** Start Given records **
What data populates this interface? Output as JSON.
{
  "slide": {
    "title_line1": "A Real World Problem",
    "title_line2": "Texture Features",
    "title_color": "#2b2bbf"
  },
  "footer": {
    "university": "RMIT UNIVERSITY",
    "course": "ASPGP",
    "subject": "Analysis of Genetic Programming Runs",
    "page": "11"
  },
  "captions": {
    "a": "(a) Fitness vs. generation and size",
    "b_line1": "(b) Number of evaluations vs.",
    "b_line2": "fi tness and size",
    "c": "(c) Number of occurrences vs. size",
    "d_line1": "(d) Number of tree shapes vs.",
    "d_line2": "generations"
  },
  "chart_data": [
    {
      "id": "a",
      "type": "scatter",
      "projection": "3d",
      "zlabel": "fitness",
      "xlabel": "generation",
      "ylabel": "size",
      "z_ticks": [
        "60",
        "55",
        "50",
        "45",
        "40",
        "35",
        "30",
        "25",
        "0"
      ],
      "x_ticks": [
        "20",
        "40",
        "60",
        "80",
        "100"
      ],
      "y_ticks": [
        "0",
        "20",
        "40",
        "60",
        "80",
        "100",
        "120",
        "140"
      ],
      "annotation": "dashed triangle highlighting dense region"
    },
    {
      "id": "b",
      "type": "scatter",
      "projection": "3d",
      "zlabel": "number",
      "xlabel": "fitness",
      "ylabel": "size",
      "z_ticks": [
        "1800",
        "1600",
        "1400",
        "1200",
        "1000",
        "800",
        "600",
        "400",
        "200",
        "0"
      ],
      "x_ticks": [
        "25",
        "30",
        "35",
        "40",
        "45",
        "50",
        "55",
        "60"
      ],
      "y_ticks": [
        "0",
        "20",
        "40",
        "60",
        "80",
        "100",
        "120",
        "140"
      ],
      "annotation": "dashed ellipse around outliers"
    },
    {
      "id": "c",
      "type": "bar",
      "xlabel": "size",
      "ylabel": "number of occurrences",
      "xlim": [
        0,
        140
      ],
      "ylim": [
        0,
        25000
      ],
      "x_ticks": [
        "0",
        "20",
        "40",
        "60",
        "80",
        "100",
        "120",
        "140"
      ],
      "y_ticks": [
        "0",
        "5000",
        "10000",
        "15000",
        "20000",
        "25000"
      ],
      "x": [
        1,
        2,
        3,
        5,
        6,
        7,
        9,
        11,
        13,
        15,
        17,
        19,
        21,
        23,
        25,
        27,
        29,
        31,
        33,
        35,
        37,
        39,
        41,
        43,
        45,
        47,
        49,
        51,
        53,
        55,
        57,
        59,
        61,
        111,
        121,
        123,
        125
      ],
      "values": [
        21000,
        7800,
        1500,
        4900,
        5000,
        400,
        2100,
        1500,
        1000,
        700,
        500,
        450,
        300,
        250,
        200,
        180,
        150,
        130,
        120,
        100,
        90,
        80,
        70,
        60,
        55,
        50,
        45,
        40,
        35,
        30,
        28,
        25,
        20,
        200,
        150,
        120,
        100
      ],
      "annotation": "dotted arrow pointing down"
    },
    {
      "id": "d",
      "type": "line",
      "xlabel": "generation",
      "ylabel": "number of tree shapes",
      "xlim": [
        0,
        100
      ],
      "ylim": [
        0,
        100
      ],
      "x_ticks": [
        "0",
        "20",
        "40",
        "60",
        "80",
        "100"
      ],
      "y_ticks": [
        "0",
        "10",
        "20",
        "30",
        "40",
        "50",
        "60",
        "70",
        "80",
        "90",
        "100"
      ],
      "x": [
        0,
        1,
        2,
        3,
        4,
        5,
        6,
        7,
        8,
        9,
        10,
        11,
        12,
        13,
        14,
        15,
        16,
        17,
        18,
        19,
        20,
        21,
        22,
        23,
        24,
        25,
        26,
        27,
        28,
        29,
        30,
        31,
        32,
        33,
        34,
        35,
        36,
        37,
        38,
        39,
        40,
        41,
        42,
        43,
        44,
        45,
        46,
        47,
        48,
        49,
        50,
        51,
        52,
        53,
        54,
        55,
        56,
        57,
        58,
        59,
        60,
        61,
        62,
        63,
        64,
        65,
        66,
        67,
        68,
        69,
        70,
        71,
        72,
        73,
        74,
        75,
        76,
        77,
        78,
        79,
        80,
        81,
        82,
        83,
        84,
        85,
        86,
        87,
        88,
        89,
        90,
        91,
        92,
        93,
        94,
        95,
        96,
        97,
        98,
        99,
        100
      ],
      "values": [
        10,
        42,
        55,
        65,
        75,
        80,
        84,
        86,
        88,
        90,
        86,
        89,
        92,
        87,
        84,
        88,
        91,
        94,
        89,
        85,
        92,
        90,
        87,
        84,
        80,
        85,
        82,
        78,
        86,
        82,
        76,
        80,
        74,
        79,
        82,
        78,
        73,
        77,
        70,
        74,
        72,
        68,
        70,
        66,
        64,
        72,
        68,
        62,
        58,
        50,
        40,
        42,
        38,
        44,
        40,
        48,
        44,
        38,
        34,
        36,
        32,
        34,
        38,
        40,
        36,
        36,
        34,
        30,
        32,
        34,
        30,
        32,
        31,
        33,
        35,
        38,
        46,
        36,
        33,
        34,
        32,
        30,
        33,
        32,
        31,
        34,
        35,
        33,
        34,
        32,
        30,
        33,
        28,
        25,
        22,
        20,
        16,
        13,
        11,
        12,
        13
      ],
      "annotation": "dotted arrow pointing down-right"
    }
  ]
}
** End Given records **
Set task. Gather each line that holds "dashed".

Answer to the problem.
      "annotation": "dashed triangle highlighting dense region"
      "annotation": "dashed ellipse around outliers"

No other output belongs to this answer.